** Input records **
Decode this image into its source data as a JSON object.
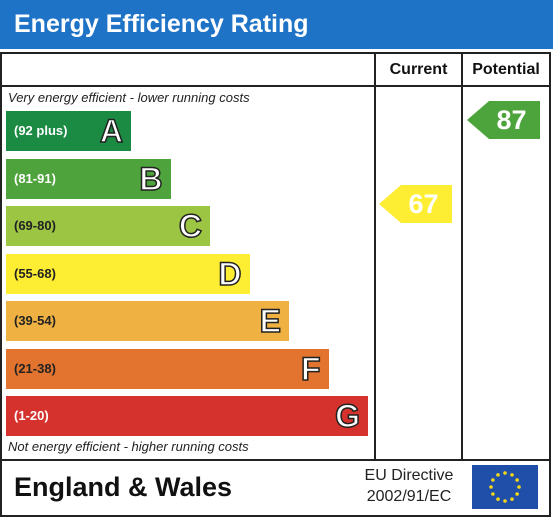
{
  "header": {
    "title": "Energy Efficiency Rating"
  },
  "columns": {
    "current": "Current",
    "potential": "Potential"
  },
  "notes": {
    "top": "Very energy efficient - lower running costs",
    "bottom": "Not energy efficient - higher running costs"
  },
  "bands": [
    {
      "letter": "A",
      "range": "(92 plus)",
      "color": "#1b8a43",
      "text_color": "#ffffff"
    },
    {
      "letter": "B",
      "range": "(81-91)",
      "color": "#4fa33c",
      "text_color": "#ffffff"
    },
    {
      "letter": "C",
      "range": "(69-80)",
      "color": "#9bc543",
      "text_color": "#222222"
    },
    {
      "letter": "D",
      "range": "(55-68)",
      "color": "#fded33",
      "text_color": "#222222"
    },
    {
      "letter": "E",
      "range": "(39-54)",
      "color": "#eeb142",
      "text_color": "#222222"
    },
    {
      "letter": "F",
      "range": "(21-38)",
      "color": "#e2742f",
      "text_color": "#222222"
    },
    {
      "letter": "G",
      "range": "(1-20)",
      "color": "#d5322e",
      "text_color": "#ffffff"
    }
  ],
  "ratings": {
    "current": {
      "value": "67",
      "band": "D",
      "color": "#fded33"
    },
    "potential": {
      "value": "87",
      "band": "B",
      "color": "#4ea43c"
    }
  },
  "footer": {
    "region": "England & Wales",
    "directive_line1": "EU Directive",
    "directive_line2": "2002/91/EC",
    "flag_icon": "eu-flag-icon"
  }
}
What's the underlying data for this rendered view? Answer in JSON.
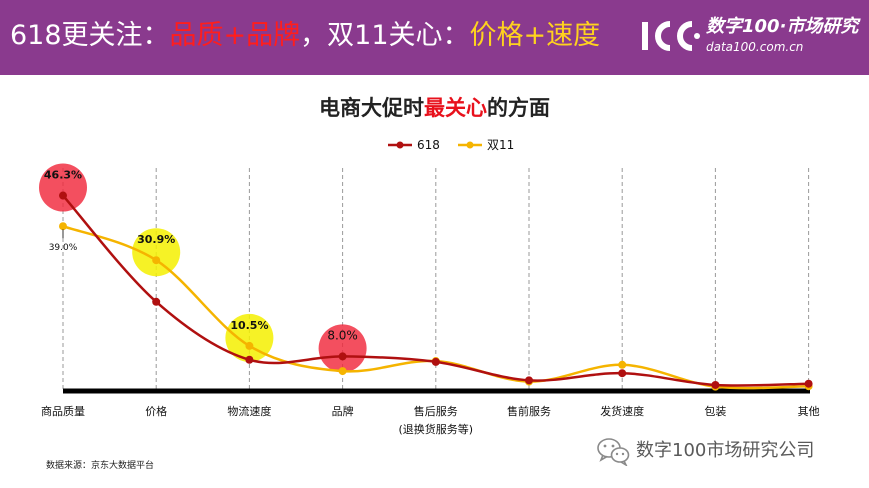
{
  "header": {
    "title_part1": "618更关注：",
    "title_part2": "品质+品牌",
    "title_part3": "，双11关心：",
    "title_part4": "价格+速度"
  },
  "logo": {
    "mark_icon": "logo-100-mark-icon",
    "name": "数字100·市场研究",
    "url": "data100.com.cn"
  },
  "chart_title": {
    "part1": "电商大促时",
    "part2": "最关心",
    "part3": "的方面"
  },
  "colors": {
    "header_bg": "#8a3a8e",
    "series_618": "#b01010",
    "series_double11": "#f5b400",
    "highlight_red": "#f0283c",
    "highlight_yellow": "#f5f000",
    "title_accent": "#e8111c"
  },
  "chart_data": {
    "type": "line",
    "categories": [
      "商品质量",
      "价格",
      "物流速度",
      "品牌",
      "售后服务",
      "售前服务",
      "发货速度",
      "包装",
      "其他"
    ],
    "category_sublabels": [
      "",
      "",
      "",
      "",
      "(退换货服务等)",
      "",
      "",
      "",
      ""
    ],
    "series": [
      {
        "name": "618",
        "values": [
          46.3,
          21.0,
          7.2,
          8.0,
          6.7,
          2.3,
          4.0,
          1.2,
          1.5
        ]
      },
      {
        "name": "双11",
        "values": [
          39.0,
          30.9,
          10.5,
          4.5,
          6.9,
          2.0,
          6.0,
          0.8,
          0.9
        ]
      }
    ],
    "data_labels": [
      {
        "series": 0,
        "index": 0,
        "text": "46.3%",
        "highlight": "red"
      },
      {
        "series": 1,
        "index": 0,
        "text": "39.0%",
        "highlight": ""
      },
      {
        "series": 1,
        "index": 1,
        "text": "30.9%",
        "highlight": "yellow"
      },
      {
        "series": 1,
        "index": 2,
        "text": "10.5%",
        "highlight": "yellow"
      },
      {
        "series": 0,
        "index": 3,
        "text": "8.0%",
        "highlight": "red"
      }
    ],
    "ylim": [
      0,
      50
    ],
    "legend_position": "top-center",
    "grid": "vertical-dashed",
    "smooth": true
  },
  "footer": {
    "source": "数据来源：京东大数据平台"
  },
  "watermark": {
    "icon": "wechat-icon",
    "text": "数字100市场研究公司"
  }
}
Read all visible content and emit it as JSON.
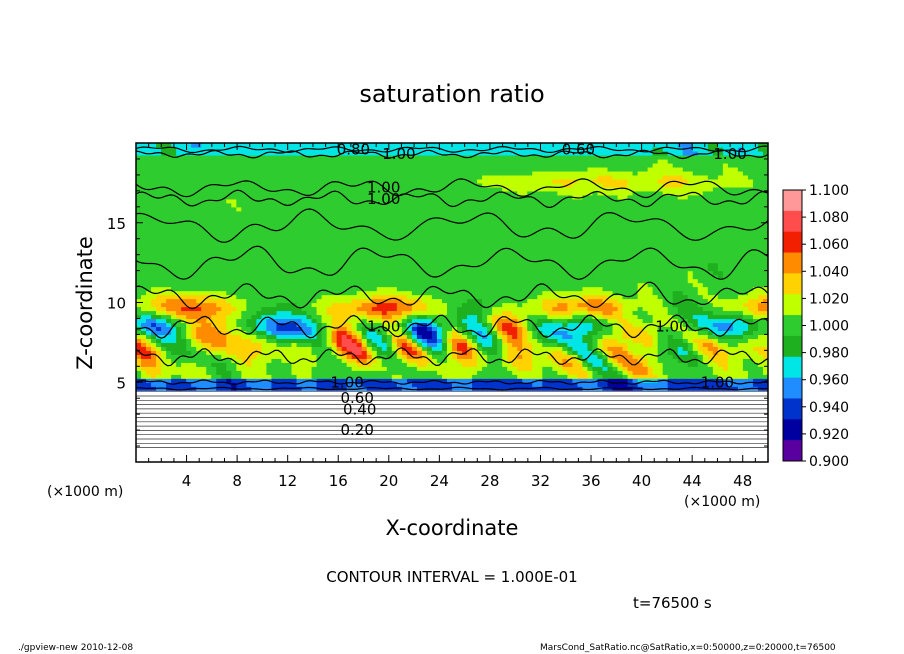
{
  "chart_data": {
    "type": "heatmap",
    "title": "saturation ratio",
    "xlabel": "X-coordinate",
    "ylabel": "Z-coordinate",
    "x_unit_left": "(×1000 m)",
    "x_unit_right": "(×1000 m)",
    "xlim": [
      0,
      50
    ],
    "ylim": [
      0,
      20
    ],
    "x_ticks": [
      4,
      8,
      12,
      16,
      20,
      24,
      28,
      32,
      36,
      40,
      44,
      48
    ],
    "y_ticks": [
      5,
      10,
      15
    ],
    "colorbar": {
      "labels": [
        "1.100",
        "1.080",
        "1.060",
        "1.040",
        "1.020",
        "1.000",
        "0.980",
        "0.960",
        "0.940",
        "0.920",
        "0.900"
      ],
      "colors": [
        "#ff9999",
        "#ff4d4d",
        "#f21f00",
        "#ff8c00",
        "#ffd200",
        "#bfff00",
        "#2ecc2e",
        "#1fb01f",
        "#00e5e5",
        "#1f8cff",
        "#0033cc",
        "#0000a0",
        "#5a00a0"
      ],
      "vmin": 0.9,
      "vmax": 1.1
    },
    "contour_labels": [
      {
        "text": "0.20",
        "x": 17.5,
        "z": 2.0
      },
      {
        "text": "0.40",
        "x": 17.7,
        "z": 3.3
      },
      {
        "text": "0.60",
        "x": 17.5,
        "z": 4.0
      },
      {
        "text": "1.00",
        "x": 16.7,
        "z": 5.0
      },
      {
        "text": "1.00",
        "x": 19.6,
        "z": 8.5
      },
      {
        "text": "1.00",
        "x": 19.6,
        "z": 16.5
      },
      {
        "text": "1.00",
        "x": 19.6,
        "z": 17.2
      },
      {
        "text": "0.60",
        "x": 35.0,
        "z": 19.6
      },
      {
        "text": "0.80",
        "x": 17.2,
        "z": 19.6
      },
      {
        "text": "1.00",
        "x": 20.8,
        "z": 19.3
      },
      {
        "text": "1.00",
        "x": 47.0,
        "z": 19.3
      },
      {
        "text": "1.00",
        "x": 42.4,
        "z": 8.5
      },
      {
        "text": "1.00",
        "x": 46.0,
        "z": 5.0
      }
    ],
    "background_contours": [
      0.2,
      0.4,
      0.6,
      0.8
    ]
  },
  "footer": {
    "contour_interval": "CONTOUR INTERVAL = 1.000E-01",
    "time": "t=76500 s",
    "program": "./gpview-new   2010-12-08",
    "source": "MarsCond_SatRatio.nc@SatRatio,x=0:50000,z=0:20000,t=76500"
  }
}
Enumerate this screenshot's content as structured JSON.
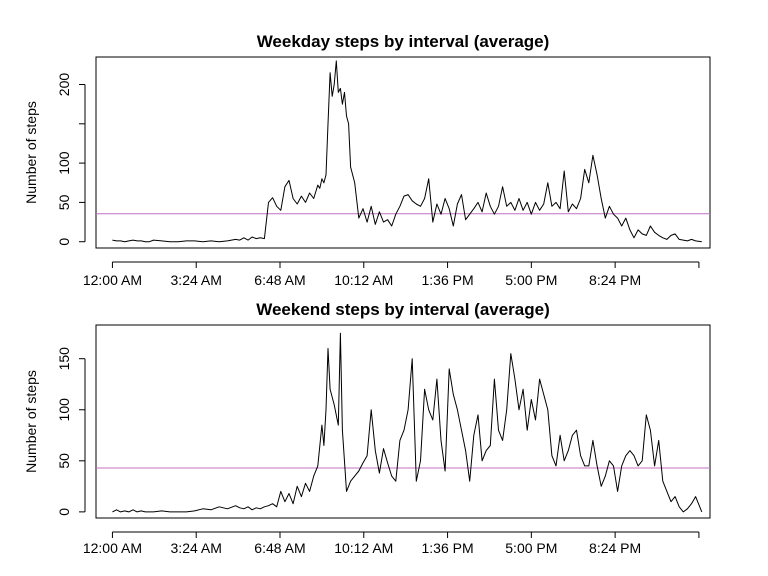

** Task directions **
Pull out all lines from the listing that contain the string "this".

** Exercise response **
Decode this image into its source data as a JSON object.
What's the underlying data for this rendered view? Answer in JSON.
Enumerate this screenshot's content as structured JSON.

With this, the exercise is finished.